(Chart and figure data)

————————

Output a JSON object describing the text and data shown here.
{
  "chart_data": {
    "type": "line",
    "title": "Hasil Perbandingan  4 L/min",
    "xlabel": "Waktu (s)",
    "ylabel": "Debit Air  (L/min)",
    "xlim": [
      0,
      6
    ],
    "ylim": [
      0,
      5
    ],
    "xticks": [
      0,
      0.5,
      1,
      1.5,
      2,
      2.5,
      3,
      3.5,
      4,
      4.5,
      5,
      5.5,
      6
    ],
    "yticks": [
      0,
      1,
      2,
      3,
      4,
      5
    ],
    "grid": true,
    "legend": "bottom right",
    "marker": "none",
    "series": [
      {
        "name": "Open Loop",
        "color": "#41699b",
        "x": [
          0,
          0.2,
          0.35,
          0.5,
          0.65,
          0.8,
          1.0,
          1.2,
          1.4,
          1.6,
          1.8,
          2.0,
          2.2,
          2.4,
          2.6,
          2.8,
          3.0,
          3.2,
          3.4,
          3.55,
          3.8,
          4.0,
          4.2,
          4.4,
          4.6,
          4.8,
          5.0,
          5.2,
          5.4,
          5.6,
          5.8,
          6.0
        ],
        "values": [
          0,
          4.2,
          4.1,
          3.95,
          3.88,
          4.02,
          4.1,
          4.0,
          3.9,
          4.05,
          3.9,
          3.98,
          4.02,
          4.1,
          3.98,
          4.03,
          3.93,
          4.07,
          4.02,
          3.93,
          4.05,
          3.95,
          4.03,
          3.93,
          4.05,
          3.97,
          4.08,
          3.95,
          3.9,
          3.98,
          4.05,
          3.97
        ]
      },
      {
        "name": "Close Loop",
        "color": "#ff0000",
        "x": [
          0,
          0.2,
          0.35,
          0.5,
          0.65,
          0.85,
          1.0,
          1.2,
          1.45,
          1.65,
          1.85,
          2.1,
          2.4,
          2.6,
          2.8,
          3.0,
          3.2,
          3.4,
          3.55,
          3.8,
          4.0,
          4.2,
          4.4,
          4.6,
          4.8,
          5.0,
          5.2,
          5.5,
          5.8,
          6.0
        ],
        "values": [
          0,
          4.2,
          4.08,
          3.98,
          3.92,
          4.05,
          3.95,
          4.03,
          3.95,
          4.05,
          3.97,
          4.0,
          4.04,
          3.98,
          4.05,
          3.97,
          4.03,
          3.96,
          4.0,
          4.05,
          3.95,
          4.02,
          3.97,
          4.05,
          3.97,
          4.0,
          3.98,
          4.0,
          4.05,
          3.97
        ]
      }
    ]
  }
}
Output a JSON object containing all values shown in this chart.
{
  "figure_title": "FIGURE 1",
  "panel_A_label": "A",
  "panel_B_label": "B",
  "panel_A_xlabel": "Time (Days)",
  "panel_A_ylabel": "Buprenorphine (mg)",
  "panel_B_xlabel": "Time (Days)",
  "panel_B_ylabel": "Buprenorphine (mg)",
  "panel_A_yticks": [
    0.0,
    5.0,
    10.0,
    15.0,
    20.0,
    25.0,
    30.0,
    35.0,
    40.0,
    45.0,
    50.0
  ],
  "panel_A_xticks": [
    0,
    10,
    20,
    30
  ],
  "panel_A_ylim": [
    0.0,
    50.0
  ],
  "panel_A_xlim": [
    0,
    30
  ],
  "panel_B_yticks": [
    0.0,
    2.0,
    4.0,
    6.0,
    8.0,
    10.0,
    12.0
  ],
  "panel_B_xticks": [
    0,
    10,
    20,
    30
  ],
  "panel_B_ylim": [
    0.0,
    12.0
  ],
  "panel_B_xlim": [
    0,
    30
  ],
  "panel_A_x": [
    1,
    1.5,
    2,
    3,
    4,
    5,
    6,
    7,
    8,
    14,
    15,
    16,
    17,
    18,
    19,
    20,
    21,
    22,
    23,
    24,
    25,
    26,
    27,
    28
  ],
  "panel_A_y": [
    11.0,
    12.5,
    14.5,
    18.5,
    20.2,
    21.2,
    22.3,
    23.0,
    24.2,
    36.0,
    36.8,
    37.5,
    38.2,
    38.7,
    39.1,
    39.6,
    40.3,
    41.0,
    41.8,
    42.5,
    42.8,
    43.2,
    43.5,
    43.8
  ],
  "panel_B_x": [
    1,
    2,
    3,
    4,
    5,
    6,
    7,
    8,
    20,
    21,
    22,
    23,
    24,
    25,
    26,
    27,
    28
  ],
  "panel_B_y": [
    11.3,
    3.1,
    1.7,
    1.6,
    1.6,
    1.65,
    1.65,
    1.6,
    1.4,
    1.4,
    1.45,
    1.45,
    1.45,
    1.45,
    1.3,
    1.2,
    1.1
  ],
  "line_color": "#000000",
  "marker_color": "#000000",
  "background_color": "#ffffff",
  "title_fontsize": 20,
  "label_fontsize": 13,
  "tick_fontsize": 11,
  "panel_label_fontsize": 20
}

————————

OBJECTIVE: Pull out all lines in the data above that include "Time".

EXERCISE OUTPUT:
  "panel_A_xlabel": "Time (Days)",
  "panel_B_xlabel": "Time (Days)",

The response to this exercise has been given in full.